Text passage
◆ ◆ ◆ ◆ ◆
RiskMetrics█ OVERVIEW
This library is a tool for Pine programmers that provides functions for calculating risk-adjusted performance metrics on periodic price returns. The calculations used by this library's functions closely mirror those the Broker Emulator uses to calculate strategy performance metrics (e.g., Sharpe and Sortino ratios) without depending on strategy-specific functionality.
█ CONCEPTS
Returns, risk, and volatility
The return on an investment is the relative gain or loss over a period, often expressed as a percentage. Investment returns can originate from several sources, including capital gains, dividends, and interest income. Many investors seek the highest returns possible in the quest for profit. However, prudent investing and trading entails evaluating such returns against the associated risks (i.e., the uncertainty of returns and the potential for financial losses) for a clearer perspective on overall performance and sustainability.
One way investors and analysts assess the risk of an investment is by analyzing its volatility , i.e., the statistical dispersion of historical returns. Investors often use volatility in risk estimation because it provides a quantifiable way to gauge the expected extent of fluctuation in returns. Elevated volatility implies heightened uncertainty in the market, which suggests higher expected risk. Conversely, low volatility implies relatively stable returns with relatively minimal fluctuations, thus suggesting lower expected risk. Several risk-adjusted performance metrics utilize volatility in their calculations for this reason.
Risk-free rate
The risk-free rate represents the rate of return on a hypothetical investment carrying no risk of financial loss. This theoretical rate provides a benchmark for comparing the returns on a risky investment and evaluating whether its excess returns justify the risks. If an investment's returns are at or below the theoretical risk-free rate or the risk premium is below a desired amount, it may suggest that the returns do not compensate for the extra risk, which might be a call to reassess the investment.
Since the risk-free rate is a theoretical concept, investors often utilize proxies for the rate in practice, such as Treasury bills and other government bonds. Conventionally, analysts consider such instruments "risk-free" for a domestic holder, as they are a form of government obligation with a low perceived likelihood of default.
The average yield on short-term Treasury bills, influenced by economic conditions, monetary policies, and inflation expectations, has historically hovered around 2-3% over the long term. This range also aligns with central banks' inflation targets. As such, one may interpret a value within this range as a minimum proxy for the risk-free rate, as it may correspond to the minimum rate required to maintain purchasing power over time.
◆ ◆ ◆ ◆ ◆
Required work
A – Copy from the RiskMetrics text above, starting with "The average yield" and going on through "power over time.".
B – Answer these questions about the RiskMetrics text above:
(i) The library's calculations closely mirror the ones used by what?
(ii) What do investors often use in practice as proxies for the risk-free rate?
(iii) Around what range has the average yield on short-term Treasury bills historically hovered over the long term?
◆ ◆ ◆ ◆ ◆
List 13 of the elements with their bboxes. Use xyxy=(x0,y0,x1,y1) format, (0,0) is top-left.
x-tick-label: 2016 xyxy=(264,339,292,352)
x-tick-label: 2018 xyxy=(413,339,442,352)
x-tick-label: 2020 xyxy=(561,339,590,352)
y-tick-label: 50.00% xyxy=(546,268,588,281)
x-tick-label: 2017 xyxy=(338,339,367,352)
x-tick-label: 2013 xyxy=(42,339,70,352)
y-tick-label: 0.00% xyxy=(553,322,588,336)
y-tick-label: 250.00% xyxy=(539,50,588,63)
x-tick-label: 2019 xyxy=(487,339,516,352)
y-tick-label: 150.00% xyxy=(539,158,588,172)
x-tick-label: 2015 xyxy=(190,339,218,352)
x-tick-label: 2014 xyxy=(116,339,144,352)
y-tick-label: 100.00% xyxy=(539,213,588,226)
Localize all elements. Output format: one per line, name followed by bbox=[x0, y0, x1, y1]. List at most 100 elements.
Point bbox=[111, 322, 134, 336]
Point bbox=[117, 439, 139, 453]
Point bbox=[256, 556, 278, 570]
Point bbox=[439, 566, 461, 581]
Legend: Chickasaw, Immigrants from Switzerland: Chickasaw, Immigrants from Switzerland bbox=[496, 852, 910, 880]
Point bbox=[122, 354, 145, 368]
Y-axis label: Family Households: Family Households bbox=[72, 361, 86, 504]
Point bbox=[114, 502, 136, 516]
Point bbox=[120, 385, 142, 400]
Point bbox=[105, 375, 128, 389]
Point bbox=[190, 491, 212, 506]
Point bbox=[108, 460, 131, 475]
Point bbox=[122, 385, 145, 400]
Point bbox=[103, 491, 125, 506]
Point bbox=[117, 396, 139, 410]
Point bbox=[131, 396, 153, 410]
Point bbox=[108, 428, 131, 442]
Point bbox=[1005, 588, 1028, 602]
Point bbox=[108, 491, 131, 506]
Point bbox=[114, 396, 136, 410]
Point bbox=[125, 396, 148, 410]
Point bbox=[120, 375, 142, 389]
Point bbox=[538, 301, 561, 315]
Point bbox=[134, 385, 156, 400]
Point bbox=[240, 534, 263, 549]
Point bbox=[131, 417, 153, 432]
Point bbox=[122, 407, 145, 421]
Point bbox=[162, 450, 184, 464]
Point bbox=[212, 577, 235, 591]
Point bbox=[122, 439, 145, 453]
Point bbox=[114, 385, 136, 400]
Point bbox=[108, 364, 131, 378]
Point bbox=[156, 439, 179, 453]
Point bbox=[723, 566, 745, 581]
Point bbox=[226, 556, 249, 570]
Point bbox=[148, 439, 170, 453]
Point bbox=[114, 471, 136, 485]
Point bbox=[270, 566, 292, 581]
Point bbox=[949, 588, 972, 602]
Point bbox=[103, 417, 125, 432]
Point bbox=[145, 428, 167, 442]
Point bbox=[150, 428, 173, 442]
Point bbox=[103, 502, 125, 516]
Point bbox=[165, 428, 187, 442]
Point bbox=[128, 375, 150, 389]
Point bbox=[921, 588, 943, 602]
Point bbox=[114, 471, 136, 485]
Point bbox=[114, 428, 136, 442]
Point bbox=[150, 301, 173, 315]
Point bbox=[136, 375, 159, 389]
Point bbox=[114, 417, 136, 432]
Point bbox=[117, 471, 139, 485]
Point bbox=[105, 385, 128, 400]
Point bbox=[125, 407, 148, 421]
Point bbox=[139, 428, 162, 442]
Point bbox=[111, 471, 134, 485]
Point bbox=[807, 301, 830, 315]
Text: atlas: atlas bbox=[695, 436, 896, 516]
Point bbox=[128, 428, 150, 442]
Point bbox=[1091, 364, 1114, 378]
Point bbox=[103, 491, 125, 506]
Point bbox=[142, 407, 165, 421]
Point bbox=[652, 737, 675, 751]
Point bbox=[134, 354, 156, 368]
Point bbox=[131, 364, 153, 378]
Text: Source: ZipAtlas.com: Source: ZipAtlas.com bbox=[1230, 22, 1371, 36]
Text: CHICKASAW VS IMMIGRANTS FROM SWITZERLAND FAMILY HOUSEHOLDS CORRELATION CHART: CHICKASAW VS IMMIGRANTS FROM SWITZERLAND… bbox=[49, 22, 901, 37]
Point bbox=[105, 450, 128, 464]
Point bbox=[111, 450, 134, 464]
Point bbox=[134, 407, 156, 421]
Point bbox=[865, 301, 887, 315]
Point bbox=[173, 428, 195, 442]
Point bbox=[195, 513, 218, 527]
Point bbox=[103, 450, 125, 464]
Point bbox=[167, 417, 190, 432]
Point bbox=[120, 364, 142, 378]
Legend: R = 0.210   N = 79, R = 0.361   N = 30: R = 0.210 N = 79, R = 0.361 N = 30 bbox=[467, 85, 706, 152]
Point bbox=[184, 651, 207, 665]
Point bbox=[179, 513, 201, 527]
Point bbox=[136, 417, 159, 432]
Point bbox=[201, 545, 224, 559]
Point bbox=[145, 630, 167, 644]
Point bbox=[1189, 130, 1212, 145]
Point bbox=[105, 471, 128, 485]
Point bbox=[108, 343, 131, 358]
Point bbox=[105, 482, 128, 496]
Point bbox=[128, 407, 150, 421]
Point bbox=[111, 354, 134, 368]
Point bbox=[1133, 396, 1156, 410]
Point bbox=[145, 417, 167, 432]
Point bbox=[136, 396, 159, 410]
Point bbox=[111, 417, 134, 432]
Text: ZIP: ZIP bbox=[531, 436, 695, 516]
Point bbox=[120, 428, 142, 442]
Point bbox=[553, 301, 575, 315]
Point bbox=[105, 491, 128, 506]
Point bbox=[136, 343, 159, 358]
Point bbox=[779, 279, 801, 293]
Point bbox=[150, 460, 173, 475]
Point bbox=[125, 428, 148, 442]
◆ ◆ ◆ ◆ ◆
Responses
A –
The average yield on short-term Treasury bills, influenced by economic conditions, monetary policies, and inflation expectations, has historically hovered around 2-3% over the long term. This range also aligns with central banks' inflation targets. As such, one may interpret a value within this range as a minimum proxy for the risk-free rate, as it may correspond to the minimum rate required to maintain purchasing power over time.

B –
(i) The Broker Emulator
(ii) Treasury bills and other government bonds
(iii) Around 2-3%